==== Provided data ====

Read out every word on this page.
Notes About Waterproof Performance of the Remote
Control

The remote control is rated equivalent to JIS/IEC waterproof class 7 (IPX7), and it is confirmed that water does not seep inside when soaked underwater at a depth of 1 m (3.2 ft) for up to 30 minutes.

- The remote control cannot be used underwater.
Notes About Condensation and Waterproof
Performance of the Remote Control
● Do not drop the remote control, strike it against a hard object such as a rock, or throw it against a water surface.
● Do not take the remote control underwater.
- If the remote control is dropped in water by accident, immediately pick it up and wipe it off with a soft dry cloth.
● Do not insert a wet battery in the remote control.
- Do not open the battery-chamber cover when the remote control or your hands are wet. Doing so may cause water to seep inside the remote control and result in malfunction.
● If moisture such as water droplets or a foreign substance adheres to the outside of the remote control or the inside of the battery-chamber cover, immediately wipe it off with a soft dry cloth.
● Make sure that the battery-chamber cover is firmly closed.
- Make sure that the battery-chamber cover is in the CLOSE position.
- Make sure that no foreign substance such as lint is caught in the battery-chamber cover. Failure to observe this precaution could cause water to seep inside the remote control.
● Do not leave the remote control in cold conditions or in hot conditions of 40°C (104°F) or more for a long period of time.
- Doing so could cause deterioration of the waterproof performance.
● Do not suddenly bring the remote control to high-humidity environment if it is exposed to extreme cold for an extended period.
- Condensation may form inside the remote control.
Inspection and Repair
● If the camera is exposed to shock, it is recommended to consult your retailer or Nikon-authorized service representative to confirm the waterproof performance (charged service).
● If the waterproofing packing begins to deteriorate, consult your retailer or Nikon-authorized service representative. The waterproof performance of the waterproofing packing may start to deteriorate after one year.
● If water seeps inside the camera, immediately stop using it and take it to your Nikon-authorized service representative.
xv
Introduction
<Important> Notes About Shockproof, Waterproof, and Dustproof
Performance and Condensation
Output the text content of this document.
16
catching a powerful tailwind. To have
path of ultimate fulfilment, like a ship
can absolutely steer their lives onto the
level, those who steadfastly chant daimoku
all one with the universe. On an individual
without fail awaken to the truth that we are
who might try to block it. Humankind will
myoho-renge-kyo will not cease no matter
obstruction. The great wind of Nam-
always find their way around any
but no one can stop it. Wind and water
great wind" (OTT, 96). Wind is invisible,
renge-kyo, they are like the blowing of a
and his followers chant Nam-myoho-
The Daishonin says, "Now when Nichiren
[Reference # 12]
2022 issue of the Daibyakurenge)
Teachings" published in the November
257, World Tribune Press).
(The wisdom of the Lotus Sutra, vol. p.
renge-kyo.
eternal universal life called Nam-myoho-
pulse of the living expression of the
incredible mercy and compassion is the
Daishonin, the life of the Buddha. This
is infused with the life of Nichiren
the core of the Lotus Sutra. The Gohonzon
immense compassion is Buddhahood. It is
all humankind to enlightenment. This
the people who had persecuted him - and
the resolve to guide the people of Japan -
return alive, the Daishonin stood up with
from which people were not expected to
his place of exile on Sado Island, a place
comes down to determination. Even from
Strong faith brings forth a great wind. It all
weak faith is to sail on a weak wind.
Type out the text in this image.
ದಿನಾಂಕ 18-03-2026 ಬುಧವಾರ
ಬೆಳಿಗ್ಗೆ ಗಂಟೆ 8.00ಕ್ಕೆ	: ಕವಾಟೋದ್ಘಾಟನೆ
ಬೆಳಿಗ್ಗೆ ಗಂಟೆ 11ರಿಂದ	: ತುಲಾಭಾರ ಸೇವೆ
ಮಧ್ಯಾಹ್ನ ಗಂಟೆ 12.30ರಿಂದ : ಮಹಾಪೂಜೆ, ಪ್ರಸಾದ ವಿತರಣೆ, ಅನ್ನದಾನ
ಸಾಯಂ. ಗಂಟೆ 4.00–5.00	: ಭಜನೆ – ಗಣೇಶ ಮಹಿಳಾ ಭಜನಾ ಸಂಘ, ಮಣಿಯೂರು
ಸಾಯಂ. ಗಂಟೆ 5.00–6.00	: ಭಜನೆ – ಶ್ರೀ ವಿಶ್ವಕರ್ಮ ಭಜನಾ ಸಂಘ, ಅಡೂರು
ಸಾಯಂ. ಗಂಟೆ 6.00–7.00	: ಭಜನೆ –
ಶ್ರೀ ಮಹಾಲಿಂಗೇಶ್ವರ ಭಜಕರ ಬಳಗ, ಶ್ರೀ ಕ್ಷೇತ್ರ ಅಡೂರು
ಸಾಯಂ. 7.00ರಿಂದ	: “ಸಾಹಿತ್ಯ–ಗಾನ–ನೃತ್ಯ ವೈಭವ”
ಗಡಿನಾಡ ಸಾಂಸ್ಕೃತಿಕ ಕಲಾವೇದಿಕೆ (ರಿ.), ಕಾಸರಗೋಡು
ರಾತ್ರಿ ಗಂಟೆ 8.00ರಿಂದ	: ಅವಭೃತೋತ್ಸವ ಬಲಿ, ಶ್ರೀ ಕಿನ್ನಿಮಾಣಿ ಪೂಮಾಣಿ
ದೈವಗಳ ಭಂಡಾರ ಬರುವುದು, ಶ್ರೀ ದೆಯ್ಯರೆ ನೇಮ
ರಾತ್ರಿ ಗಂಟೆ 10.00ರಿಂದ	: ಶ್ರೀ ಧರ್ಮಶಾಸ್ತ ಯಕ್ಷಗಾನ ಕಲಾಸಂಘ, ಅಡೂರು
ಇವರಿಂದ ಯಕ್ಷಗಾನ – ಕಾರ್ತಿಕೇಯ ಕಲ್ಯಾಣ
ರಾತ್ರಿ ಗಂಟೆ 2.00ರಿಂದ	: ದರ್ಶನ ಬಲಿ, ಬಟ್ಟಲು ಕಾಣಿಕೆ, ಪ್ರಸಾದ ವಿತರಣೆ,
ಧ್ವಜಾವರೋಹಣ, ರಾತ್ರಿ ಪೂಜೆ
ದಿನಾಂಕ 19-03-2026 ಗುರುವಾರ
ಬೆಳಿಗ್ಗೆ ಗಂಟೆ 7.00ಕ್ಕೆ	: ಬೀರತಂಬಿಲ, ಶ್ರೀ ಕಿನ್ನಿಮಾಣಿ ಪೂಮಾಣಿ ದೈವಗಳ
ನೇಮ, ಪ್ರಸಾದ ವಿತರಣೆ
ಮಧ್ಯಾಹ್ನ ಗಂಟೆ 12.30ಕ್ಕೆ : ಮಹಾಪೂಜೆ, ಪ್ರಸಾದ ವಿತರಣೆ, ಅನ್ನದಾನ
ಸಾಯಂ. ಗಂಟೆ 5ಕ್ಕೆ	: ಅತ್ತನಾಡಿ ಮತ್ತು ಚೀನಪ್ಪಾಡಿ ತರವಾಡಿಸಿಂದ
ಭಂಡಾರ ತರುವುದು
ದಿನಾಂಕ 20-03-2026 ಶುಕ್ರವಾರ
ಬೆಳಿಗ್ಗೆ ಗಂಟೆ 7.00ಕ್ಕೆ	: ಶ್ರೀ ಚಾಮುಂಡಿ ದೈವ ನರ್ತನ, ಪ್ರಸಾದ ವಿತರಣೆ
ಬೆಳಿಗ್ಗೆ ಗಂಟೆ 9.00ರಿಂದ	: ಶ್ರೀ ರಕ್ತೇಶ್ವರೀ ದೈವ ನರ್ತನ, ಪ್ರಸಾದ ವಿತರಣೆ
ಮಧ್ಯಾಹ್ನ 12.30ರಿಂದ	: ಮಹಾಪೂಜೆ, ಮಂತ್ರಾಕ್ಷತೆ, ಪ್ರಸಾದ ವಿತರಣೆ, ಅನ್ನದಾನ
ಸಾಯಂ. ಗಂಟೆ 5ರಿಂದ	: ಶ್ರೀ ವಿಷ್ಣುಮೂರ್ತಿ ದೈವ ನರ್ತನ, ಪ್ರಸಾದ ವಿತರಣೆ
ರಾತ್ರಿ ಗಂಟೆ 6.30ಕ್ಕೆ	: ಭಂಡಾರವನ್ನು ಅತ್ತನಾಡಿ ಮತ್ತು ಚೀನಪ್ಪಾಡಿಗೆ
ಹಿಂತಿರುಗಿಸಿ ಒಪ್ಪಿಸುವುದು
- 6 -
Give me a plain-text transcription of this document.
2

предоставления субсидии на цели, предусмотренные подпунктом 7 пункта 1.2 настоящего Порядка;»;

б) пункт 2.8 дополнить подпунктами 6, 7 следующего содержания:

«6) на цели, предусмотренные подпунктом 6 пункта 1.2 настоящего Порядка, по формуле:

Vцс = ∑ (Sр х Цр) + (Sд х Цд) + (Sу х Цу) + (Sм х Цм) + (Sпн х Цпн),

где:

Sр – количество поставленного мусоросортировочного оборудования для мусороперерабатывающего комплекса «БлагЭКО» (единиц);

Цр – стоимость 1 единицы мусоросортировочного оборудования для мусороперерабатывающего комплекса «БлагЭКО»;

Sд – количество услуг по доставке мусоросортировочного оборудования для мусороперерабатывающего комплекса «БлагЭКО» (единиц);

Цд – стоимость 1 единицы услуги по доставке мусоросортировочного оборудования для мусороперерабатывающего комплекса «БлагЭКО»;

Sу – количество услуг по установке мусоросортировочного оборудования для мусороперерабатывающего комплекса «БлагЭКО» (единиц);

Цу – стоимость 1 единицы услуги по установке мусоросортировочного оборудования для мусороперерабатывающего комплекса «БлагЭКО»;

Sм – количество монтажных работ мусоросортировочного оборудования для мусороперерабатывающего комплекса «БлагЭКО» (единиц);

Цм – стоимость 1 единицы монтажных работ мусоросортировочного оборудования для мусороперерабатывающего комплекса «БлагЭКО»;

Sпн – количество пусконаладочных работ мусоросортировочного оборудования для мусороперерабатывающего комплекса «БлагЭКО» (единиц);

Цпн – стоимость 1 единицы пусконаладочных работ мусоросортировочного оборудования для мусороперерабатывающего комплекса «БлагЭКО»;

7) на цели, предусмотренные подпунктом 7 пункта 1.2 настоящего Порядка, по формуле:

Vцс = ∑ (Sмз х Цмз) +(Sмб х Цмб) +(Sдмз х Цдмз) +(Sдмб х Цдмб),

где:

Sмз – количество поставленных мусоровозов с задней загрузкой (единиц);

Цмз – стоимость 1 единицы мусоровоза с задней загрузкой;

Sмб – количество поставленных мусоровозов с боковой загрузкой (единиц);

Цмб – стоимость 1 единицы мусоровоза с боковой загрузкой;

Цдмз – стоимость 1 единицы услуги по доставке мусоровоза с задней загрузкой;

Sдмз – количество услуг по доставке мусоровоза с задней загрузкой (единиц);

====

-- Task objective --
Return all lines containing the word "consult".

-- Response --
● If the camera is exposed to shock, it is recommended to consult your retailer or Nikon-authorized service representative to confirm the waterproof performance (charged service).
● If the waterproofing packing begins to deteriorate, consult your retailer or Nikon-authorized service representative. The waterproof performance of the waterproofing packing may start to deteriorate after one year.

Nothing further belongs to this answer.